The data.
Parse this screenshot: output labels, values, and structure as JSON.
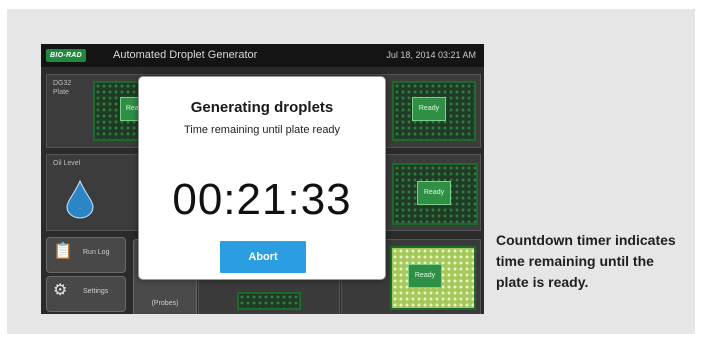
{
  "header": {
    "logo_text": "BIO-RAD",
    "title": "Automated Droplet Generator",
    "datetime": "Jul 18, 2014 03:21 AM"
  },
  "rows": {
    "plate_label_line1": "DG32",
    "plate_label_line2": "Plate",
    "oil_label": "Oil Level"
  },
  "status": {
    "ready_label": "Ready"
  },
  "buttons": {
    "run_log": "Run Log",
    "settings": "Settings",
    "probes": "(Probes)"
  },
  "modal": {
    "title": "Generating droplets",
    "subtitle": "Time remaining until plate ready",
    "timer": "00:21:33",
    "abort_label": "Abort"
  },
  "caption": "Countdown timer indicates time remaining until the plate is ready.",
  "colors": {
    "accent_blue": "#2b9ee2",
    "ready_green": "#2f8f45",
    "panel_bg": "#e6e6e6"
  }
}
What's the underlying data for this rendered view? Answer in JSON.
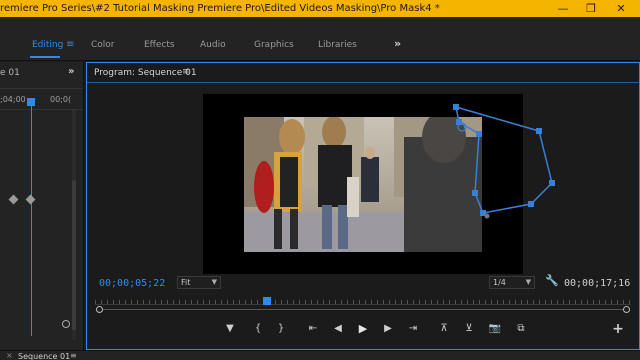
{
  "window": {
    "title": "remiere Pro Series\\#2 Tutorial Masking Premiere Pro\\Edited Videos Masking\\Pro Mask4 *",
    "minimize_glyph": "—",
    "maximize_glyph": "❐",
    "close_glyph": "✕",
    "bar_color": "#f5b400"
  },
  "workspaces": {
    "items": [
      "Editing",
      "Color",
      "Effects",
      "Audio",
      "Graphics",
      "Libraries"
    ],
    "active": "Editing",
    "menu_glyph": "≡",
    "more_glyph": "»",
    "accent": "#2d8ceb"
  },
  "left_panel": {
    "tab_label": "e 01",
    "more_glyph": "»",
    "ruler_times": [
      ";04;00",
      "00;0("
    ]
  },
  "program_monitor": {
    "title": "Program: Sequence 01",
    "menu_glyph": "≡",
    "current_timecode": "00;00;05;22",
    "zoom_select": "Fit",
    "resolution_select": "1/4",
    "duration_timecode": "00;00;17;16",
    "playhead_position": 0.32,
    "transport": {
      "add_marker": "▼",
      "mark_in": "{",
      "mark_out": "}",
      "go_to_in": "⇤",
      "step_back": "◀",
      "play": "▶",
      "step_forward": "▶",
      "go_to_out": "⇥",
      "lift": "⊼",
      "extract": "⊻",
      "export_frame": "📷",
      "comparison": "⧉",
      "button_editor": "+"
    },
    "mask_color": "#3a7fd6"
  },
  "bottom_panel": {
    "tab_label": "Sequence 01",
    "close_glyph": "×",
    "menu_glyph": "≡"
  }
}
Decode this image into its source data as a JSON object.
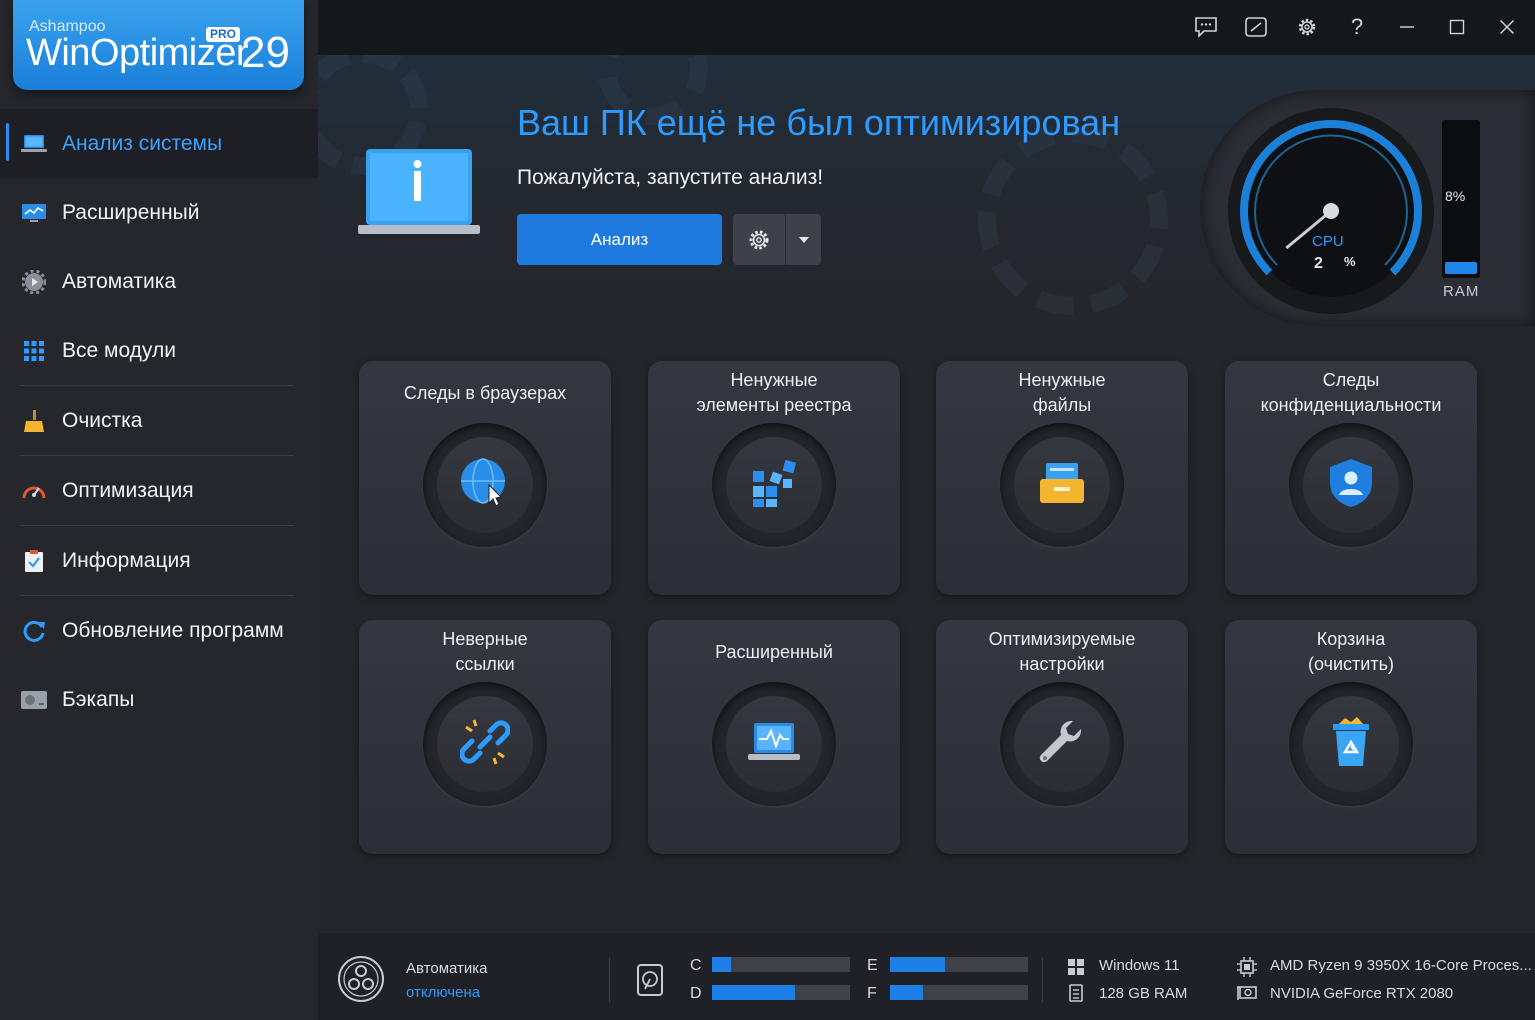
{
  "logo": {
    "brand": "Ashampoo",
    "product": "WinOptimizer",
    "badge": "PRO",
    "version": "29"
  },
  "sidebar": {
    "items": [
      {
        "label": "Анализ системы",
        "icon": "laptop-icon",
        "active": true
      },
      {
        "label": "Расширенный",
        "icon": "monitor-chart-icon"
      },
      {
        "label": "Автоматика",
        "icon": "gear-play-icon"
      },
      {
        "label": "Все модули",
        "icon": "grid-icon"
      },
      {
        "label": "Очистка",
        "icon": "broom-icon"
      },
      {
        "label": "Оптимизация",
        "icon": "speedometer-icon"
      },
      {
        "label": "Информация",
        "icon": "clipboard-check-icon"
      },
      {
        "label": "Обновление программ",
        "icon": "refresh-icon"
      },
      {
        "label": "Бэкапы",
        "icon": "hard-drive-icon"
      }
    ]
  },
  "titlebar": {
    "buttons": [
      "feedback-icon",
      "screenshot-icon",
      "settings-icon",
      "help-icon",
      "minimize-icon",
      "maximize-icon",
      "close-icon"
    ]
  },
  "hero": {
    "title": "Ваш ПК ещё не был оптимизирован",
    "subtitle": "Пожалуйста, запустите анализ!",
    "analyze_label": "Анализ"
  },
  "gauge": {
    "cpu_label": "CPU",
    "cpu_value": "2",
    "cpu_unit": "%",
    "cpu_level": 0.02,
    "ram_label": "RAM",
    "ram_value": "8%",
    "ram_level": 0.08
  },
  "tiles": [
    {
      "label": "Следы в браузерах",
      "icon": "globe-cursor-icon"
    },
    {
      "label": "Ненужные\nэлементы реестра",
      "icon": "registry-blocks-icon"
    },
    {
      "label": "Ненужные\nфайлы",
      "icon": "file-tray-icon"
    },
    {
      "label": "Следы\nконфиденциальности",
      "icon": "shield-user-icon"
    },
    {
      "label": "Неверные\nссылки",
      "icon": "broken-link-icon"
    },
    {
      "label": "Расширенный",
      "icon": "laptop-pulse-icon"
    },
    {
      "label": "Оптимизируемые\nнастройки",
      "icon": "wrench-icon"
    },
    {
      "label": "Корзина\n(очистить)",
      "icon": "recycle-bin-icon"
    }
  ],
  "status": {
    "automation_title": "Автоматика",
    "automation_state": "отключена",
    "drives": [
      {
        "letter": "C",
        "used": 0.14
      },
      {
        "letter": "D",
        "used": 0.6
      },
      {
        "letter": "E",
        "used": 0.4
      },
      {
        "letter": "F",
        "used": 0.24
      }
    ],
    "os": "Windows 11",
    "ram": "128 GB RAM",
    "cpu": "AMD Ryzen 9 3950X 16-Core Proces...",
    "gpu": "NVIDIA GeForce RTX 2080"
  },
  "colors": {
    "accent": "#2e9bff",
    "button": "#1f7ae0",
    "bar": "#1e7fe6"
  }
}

Exercise instructions.
The records above must be printed exactly; the pictures stay out.

Exercise output.
Parse this screenshot: output labels, values, and structure as JSON.
{
  "header": {
    "logo_text": "BIO-RAD",
    "title": "Automated Droplet Generator",
    "datetime": "Jul 18, 2014 03:21 AM"
  },
  "rows": {
    "plate_label_line1": "DG32",
    "plate_label_line2": "Plate",
    "oil_label": "Oil Level"
  },
  "status": {
    "ready_label": "Ready"
  },
  "buttons": {
    "run_log": "Run Log",
    "settings": "Settings",
    "probes": "(Probes)"
  },
  "modal": {
    "title": "Generating droplets",
    "subtitle": "Time remaining until plate ready",
    "timer": "00:21:33",
    "abort_label": "Abort"
  },
  "caption": "Countdown timer indicates time remaining until the plate is ready.",
  "colors": {
    "accent_blue": "#2b9ee2",
    "ready_green": "#2f8f45",
    "panel_bg": "#e6e6e6"
  }
}
What's the underlying data for this rendered view? Answer in JSON.
{
  "window": {
    "title": "remiere Pro Series\\#2 Tutorial Masking Premiere Pro\\Edited Videos Masking\\Pro Mask4 *",
    "minimize_glyph": "—",
    "maximize_glyph": "❐",
    "close_glyph": "✕",
    "bar_color": "#f5b400"
  },
  "workspaces": {
    "items": [
      "Editing",
      "Color",
      "Effects",
      "Audio",
      "Graphics",
      "Libraries"
    ],
    "active": "Editing",
    "menu_glyph": "≡",
    "more_glyph": "»",
    "accent": "#2d8ceb"
  },
  "left_panel": {
    "tab_label": "e 01",
    "more_glyph": "»",
    "ruler_times": [
      ";04;00",
      "00;0("
    ]
  },
  "program_monitor": {
    "title": "Program: Sequence 01",
    "menu_glyph": "≡",
    "current_timecode": "00;00;05;22",
    "zoom_select": "Fit",
    "resolution_select": "1/4",
    "duration_timecode": "00;00;17;16",
    "playhead_position": 0.32,
    "transport": {
      "add_marker": "▼",
      "mark_in": "{",
      "mark_out": "}",
      "go_to_in": "⇤",
      "step_back": "◀",
      "play": "▶",
      "step_forward": "▶",
      "go_to_out": "⇥",
      "lift": "⊼",
      "extract": "⊻",
      "export_frame": "📷",
      "comparison": "⧉",
      "button_editor": "+"
    },
    "mask_color": "#3a7fd6"
  },
  "bottom_panel": {
    "tab_label": "Sequence 01",
    "close_glyph": "×",
    "menu_glyph": "≡"
  }
}
Decode this image into its source data as a JSON object.
{
  "logo": {
    "brand": "Ashampoo",
    "product": "WinOptimizer",
    "badge": "PRO",
    "version": "29"
  },
  "sidebar": {
    "items": [
      {
        "label": "Анализ системы",
        "icon": "laptop-icon",
        "active": true
      },
      {
        "label": "Расширенный",
        "icon": "monitor-chart-icon"
      },
      {
        "label": "Автоматика",
        "icon": "gear-play-icon"
      },
      {
        "label": "Все модули",
        "icon": "grid-icon"
      },
      {
        "label": "Очистка",
        "icon": "broom-icon"
      },
      {
        "label": "Оптимизация",
        "icon": "speedometer-icon"
      },
      {
        "label": "Информация",
        "icon": "clipboard-check-icon"
      },
      {
        "label": "Обновление программ",
        "icon": "refresh-icon"
      },
      {
        "label": "Бэкапы",
        "icon": "hard-drive-icon"
      }
    ]
  },
  "titlebar": {
    "buttons": [
      "feedback-icon",
      "screenshot-icon",
      "settings-icon",
      "help-icon",
      "minimize-icon",
      "maximize-icon",
      "close-icon"
    ]
  },
  "hero": {
    "title": "Ваш ПК ещё не был оптимизирован",
    "subtitle": "Пожалуйста, запустите анализ!",
    "analyze_label": "Анализ"
  },
  "gauge": {
    "cpu_label": "CPU",
    "cpu_value": "2",
    "cpu_unit": "%",
    "cpu_level": 0.02,
    "ram_label": "RAM",
    "ram_value": "8%",
    "ram_level": 0.08
  },
  "tiles": [
    {
      "label": "Следы в браузерах",
      "icon": "globe-cursor-icon"
    },
    {
      "label": "Ненужные\nэлементы реестра",
      "icon": "registry-blocks-icon"
    },
    {
      "label": "Ненужные\nфайлы",
      "icon": "file-tray-icon"
    },
    {
      "label": "Следы\nконфиденциальности",
      "icon": "shield-user-icon"
    },
    {
      "label": "Неверные\nссылки",
      "icon": "broken-link-icon"
    },
    {
      "label": "Расширенный",
      "icon": "laptop-pulse-icon"
    },
    {
      "label": "Оптимизируемые\nнастройки",
      "icon": "wrench-icon"
    },
    {
      "label": "Корзина\n(очистить)",
      "icon": "recycle-bin-icon"
    }
  ],
  "status": {
    "automation_title": "Автоматика",
    "automation_state": "отключена",
    "drives": [
      {
        "letter": "C",
        "used": 0.14
      },
      {
        "letter": "D",
        "used": 0.6
      },
      {
        "letter": "E",
        "used": 0.4
      },
      {
        "letter": "F",
        "used": 0.24
      }
    ],
    "os": "Windows 11",
    "ram": "128 GB RAM",
    "cpu": "AMD Ryzen 9 3950X 16-Core Proces...",
    "gpu": "NVIDIA GeForce RTX 2080"
  },
  "colors": {
    "accent": "#2e9bff",
    "button": "#1f7ae0",
    "bar": "#1e7fe6"
  }
}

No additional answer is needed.